Do this - Reproduce all of the material word for word.

[Collected data]
---

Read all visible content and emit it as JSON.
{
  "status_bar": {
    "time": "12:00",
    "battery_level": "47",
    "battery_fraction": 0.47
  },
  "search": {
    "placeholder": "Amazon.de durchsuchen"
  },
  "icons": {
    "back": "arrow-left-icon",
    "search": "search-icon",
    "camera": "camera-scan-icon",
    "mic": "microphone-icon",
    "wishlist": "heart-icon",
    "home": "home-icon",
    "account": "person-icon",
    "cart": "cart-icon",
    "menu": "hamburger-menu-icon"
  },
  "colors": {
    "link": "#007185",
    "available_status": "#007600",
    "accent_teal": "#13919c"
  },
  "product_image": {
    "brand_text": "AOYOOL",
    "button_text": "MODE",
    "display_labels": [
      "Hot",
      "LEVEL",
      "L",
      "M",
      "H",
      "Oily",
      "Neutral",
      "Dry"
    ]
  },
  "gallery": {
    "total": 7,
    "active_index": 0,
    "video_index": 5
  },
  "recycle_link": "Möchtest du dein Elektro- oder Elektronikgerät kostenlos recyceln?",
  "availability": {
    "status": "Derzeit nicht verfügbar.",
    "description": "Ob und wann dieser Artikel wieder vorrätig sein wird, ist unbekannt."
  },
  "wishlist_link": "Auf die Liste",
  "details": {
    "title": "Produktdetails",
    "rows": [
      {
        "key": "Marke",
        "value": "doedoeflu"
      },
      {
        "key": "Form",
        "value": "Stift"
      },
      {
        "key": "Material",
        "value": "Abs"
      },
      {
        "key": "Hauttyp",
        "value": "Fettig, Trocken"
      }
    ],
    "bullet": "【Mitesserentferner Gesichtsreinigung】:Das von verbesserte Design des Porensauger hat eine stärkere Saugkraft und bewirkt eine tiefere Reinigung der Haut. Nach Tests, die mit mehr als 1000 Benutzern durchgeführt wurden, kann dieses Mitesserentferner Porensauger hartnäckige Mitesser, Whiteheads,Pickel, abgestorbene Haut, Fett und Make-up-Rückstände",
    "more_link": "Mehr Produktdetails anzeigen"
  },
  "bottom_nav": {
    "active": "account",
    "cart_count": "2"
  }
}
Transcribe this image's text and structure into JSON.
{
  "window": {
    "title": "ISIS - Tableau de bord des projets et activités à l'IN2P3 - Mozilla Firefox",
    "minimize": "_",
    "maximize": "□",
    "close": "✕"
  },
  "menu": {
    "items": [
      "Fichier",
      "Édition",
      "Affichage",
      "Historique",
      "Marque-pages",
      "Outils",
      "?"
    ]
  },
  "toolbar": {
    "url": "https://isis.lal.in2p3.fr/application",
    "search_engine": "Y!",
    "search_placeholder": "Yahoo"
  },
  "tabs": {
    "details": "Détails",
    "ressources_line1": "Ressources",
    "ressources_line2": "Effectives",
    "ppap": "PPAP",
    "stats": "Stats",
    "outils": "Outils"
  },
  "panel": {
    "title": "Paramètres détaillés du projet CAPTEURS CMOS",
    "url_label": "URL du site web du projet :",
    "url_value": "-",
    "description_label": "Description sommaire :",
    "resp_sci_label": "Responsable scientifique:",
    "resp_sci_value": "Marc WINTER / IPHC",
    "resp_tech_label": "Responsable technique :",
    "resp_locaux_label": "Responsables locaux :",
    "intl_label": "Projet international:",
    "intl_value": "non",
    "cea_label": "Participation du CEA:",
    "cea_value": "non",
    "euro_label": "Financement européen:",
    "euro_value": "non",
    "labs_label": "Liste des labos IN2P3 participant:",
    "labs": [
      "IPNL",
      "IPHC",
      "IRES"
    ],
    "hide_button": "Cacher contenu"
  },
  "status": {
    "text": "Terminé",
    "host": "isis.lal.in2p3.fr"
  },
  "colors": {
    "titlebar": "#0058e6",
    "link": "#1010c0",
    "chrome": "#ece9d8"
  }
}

---

Written solution -
Read all visible content and emit it as JSON.
{
  "status_bar": {
    "time": "12:00",
    "battery_level": "47",
    "battery_fraction": 0.47
  },
  "search": {
    "placeholder": "Amazon.de durchsuchen"
  },
  "icons": {
    "back": "arrow-left-icon",
    "search": "search-icon",
    "camera": "camera-scan-icon",
    "mic": "microphone-icon",
    "wishlist": "heart-icon",
    "home": "home-icon",
    "account": "person-icon",
    "cart": "cart-icon",
    "menu": "hamburger-menu-icon"
  },
  "colors": {
    "link": "#007185",
    "available_status": "#007600",
    "accent_teal": "#13919c"
  },
  "product_image": {
    "brand_text": "AOYOOL",
    "button_text": "MODE",
    "display_labels": [
      "Hot",
      "LEVEL",
      "L",
      "M",
      "H",
      "Oily",
      "Neutral",
      "Dry"
    ]
  },
  "gallery": {
    "total": 7,
    "active_index": 0,
    "video_index": 5
  },
  "recycle_link": "Möchtest du dein Elektro- oder Elektronikgerät kostenlos recyceln?",
  "availability": {
    "status": "Derzeit nicht verfügbar.",
    "description": "Ob und wann dieser Artikel wieder vorrätig sein wird, ist unbekannt."
  },
  "wishlist_link": "Auf die Liste",
  "details": {
    "title": "Produktdetails",
    "rows": [
      {
        "key": "Marke",
        "value": "doedoeflu"
      },
      {
        "key": "Form",
        "value": "Stift"
      },
      {
        "key": "Material",
        "value": "Abs"
      },
      {
        "key": "Hauttyp",
        "value": "Fettig, Trocken"
      }
    ],
    "bullet": "【Mitesserentferner Gesichtsreinigung】:Das von verbesserte Design des Porensauger hat eine stärkere Saugkraft und bewirkt eine tiefere Reinigung der Haut. Nach Tests, die mit mehr als 1000 Benutzern durchgeführt wurden, kann dieses Mitesserentferner Porensauger hartnäckige Mitesser, Whiteheads,Pickel, abgestorbene Haut, Fett und Make-up-Rückstände",
    "more_link": "Mehr Produktdetails anzeigen"
  },
  "bottom_nav": {
    "active": "account",
    "cart_count": "2"
  }
}
Transcribe this image's text and structure into JSON.
{
  "window": {
    "title": "ISIS - Tableau de bord des projets et activités à l'IN2P3 - Mozilla Firefox",
    "minimize": "_",
    "maximize": "□",
    "close": "✕"
  },
  "menu": {
    "items": [
      "Fichier",
      "Édition",
      "Affichage",
      "Historique",
      "Marque-pages",
      "Outils",
      "?"
    ]
  },
  "toolbar": {
    "url": "https://isis.lal.in2p3.fr/application",
    "search_engine": "Y!",
    "search_placeholder": "Yahoo"
  },
  "tabs": {
    "details": "Détails",
    "ressources_line1": "Ressources",
    "ressources_line2": "Effectives",
    "ppap": "PPAP",
    "stats": "Stats",
    "outils": "Outils"
  },
  "panel": {
    "title": "Paramètres détaillés du projet CAPTEURS CMOS",
    "url_label": "URL du site web du projet :",
    "url_value": "-",
    "description_label": "Description sommaire :",
    "resp_sci_label": "Responsable scientifique:",
    "resp_sci_value": "Marc WINTER / IPHC",
    "resp_tech_label": "Responsable technique :",
    "resp_locaux_label": "Responsables locaux :",
    "intl_label": "Projet international:",
    "intl_value": "non",
    "cea_label": "Participation du CEA:",
    "cea_value": "non",
    "euro_label": "Financement européen:",
    "euro_value": "non",
    "labs_label": "Liste des labos IN2P3 participant:",
    "labs": [
      "IPNL",
      "IPHC",
      "IRES"
    ],
    "hide_button": "Cacher contenu"
  },
  "status": {
    "text": "Terminé",
    "host": "isis.lal.in2p3.fr"
  },
  "colors": {
    "titlebar": "#0058e6",
    "link": "#1010c0",
    "chrome": "#ece9d8"
  }
}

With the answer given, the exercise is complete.